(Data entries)
--- begin ---

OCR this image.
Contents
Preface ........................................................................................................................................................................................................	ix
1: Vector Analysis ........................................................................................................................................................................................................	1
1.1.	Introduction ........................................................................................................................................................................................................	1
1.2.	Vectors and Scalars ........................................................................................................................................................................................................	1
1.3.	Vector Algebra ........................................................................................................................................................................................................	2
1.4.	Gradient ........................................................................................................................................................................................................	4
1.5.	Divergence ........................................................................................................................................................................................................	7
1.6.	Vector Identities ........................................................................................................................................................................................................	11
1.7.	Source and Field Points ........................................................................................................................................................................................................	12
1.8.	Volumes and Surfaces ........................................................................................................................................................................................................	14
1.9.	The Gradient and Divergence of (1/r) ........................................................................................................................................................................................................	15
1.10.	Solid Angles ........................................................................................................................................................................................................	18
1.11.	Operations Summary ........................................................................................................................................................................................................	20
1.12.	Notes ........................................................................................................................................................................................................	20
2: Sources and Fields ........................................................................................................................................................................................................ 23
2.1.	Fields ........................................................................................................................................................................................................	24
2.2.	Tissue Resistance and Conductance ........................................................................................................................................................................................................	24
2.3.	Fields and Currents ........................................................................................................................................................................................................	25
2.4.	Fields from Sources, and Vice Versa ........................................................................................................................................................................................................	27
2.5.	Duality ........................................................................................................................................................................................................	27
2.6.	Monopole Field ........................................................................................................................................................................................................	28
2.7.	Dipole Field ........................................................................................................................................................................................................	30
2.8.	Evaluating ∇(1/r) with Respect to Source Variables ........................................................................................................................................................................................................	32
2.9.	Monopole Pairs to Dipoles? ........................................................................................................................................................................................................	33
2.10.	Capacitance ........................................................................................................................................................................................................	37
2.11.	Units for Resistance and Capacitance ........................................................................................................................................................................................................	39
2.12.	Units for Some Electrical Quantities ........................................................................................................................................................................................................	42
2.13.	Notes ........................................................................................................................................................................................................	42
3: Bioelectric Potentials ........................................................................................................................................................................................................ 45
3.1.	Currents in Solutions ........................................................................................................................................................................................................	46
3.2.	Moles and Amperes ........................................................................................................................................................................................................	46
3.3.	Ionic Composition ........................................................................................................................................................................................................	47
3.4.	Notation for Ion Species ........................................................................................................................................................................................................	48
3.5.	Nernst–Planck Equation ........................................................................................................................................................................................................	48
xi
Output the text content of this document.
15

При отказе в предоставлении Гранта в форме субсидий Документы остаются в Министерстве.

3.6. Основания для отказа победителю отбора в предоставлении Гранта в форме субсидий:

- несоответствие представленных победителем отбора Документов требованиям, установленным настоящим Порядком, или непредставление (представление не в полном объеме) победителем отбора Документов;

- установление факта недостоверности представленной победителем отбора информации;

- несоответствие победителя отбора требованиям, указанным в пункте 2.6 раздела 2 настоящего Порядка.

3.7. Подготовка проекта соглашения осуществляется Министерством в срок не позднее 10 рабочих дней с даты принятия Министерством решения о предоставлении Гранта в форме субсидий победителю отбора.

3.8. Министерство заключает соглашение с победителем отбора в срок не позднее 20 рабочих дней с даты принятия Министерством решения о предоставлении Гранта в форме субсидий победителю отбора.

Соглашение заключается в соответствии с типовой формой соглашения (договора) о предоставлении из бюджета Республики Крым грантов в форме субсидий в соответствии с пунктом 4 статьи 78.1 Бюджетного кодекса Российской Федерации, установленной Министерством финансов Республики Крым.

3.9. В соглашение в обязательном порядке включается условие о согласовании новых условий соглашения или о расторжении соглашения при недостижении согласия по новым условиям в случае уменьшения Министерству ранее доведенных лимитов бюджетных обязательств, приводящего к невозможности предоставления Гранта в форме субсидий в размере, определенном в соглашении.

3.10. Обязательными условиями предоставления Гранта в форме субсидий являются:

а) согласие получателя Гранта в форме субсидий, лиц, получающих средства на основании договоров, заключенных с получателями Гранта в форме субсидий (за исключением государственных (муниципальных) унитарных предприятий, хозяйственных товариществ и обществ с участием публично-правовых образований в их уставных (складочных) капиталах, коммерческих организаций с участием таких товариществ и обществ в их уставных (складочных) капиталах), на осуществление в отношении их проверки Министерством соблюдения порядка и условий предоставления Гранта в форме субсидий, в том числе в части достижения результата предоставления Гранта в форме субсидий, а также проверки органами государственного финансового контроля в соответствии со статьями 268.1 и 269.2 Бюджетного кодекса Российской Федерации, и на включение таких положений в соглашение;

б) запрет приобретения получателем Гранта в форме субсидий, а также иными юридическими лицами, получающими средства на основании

--- end ---

▶ _Instructions to follow_
Copy every line of the entries above in which "дней" occurs.

▶ _Complete answer_
3.7. Подготовка проекта соглашения осуществляется Министерством в срок не позднее 10 рабочих дней с даты принятия Министерством решения о предоставлении Гранта в форме субсидий победителю отбора.
3.8. Министерство заключает соглашение с победителем отбора в срок не позднее 20 рабочих дней с даты принятия Министерством решения о предоставлении Гранта в форме субсидий победителю отбора.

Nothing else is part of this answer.